Write out the full set of records below exactly.

Stored items:
-*-*-
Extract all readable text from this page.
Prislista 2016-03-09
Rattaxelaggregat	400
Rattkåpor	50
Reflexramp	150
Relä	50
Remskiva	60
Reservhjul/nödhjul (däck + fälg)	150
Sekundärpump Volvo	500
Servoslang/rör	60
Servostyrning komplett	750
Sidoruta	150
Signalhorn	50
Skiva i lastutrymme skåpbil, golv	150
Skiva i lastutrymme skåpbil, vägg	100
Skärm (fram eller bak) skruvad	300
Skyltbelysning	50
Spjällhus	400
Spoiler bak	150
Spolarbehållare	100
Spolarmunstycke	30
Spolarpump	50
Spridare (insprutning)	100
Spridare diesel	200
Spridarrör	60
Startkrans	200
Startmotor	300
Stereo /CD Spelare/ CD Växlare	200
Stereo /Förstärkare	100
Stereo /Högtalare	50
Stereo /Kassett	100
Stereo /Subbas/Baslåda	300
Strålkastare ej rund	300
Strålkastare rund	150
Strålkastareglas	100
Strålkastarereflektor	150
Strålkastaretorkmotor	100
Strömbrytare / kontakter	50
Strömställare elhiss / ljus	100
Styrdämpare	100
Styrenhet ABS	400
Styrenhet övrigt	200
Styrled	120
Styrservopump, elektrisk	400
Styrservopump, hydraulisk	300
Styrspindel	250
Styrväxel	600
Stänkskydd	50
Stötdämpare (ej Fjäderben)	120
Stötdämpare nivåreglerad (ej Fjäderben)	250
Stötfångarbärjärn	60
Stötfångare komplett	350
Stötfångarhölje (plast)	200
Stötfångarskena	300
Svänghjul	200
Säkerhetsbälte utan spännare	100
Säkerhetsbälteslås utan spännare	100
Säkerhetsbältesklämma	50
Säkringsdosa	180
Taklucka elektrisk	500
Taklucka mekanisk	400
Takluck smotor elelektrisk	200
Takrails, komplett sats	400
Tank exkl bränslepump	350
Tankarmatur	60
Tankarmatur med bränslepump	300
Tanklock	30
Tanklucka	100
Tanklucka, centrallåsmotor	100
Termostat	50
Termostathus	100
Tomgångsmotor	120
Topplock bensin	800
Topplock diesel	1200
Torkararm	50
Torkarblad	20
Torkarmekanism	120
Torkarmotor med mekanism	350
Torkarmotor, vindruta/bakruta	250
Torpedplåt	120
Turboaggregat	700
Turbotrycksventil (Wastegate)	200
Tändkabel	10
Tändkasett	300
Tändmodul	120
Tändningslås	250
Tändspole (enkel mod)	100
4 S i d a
-*-*-
● RESULT FOR THIS EXERCISE
Extract all readable text from this page.
Prislista 2016-03-09
Rattaxelaggregat	400
Rattkåpor	50
Reflexramp	150
Relä	50
Remskiva	60
Reservhjul/nödhjul (däck + fälg)	150
Sekundärpump Volvo	500
Servoslang/rör	60
Servostyrning komplett	750
Sidoruta	150
Signalhorn	50
Skiva i lastutrymme skåpbil, golv	150
Skiva i lastutrymme skåpbil, vägg	100
Skärm (fram eller bak) skruvad	300
Skyltbelysning	50
Spjällhus	400
Spoiler bak	150
Spolarbehållare	100
Spolarmunstycke	30
Spolarpump	50
Spridare (insprutning)	100
Spridare diesel	200
Spridarrör	60
Startkrans	200
Startmotor	300
Stereo /CD Spelare/ CD Växlare	200
Stereo /Förstärkare	100
Stereo /Högtalare	50
Stereo /Kassett	100
Stereo /Subbas/Baslåda	300
Strålkastare ej rund	300
Strålkastare rund	150
Strålkastareglas	100
Strålkastarereflektor	150
Strålkastaretorkmotor	100
Strömbrytare / kontakter	50
Strömställare elhiss / ljus	100
Styrdämpare	100
Styrenhet ABS	400
Styrenhet övrigt	200
Styrled	120
Styrservopump, elektrisk	400
Styrservopump, hydraulisk	300
Styrspindel	250
Styrväxel	600
Stänkskydd	50
Stötdämpare (ej Fjäderben)	120
Stötdämpare nivåreglerad (ej Fjäderben)	250
Stötfångarbärjärn	60
Stötfångare komplett	350
Stötfångarhölje (plast)	200
Stötfångarskena	300
Svänghjul	200
Säkerhetsbälte utan spännare	100
Säkerhetsbälteslås utan spännare	100
Säkerhetsbältesklämma	50
Säkringsdosa	180
Taklucka elektrisk	500
Taklucka mekanisk	400
Takluck smotor elelektrisk	200
Takrails, komplett sats	400
Tank exkl bränslepump	350
Tankarmatur	60
Tankarmatur med bränslepump	300
Tanklock	30
Tanklucka	100
Tanklucka, centrallåsmotor	100
Termostat	50
Termostathus	100
Tomgångsmotor	120
Topplock bensin	800
Topplock diesel	1200
Torkararm	50
Torkarblad	20
Torkarmekanism	120
Torkarmotor med mekanism	350
Torkarmotor, vindruta/bakruta	250
Torpedplåt	120
Turboaggregat	700
Turbotrycksventil (Wastegate)	200
Tändkabel	10
Tändkasett	300
Tändmodul	120
Tändningslås	250
Tändspole (enkel mod)	100
4 S i d a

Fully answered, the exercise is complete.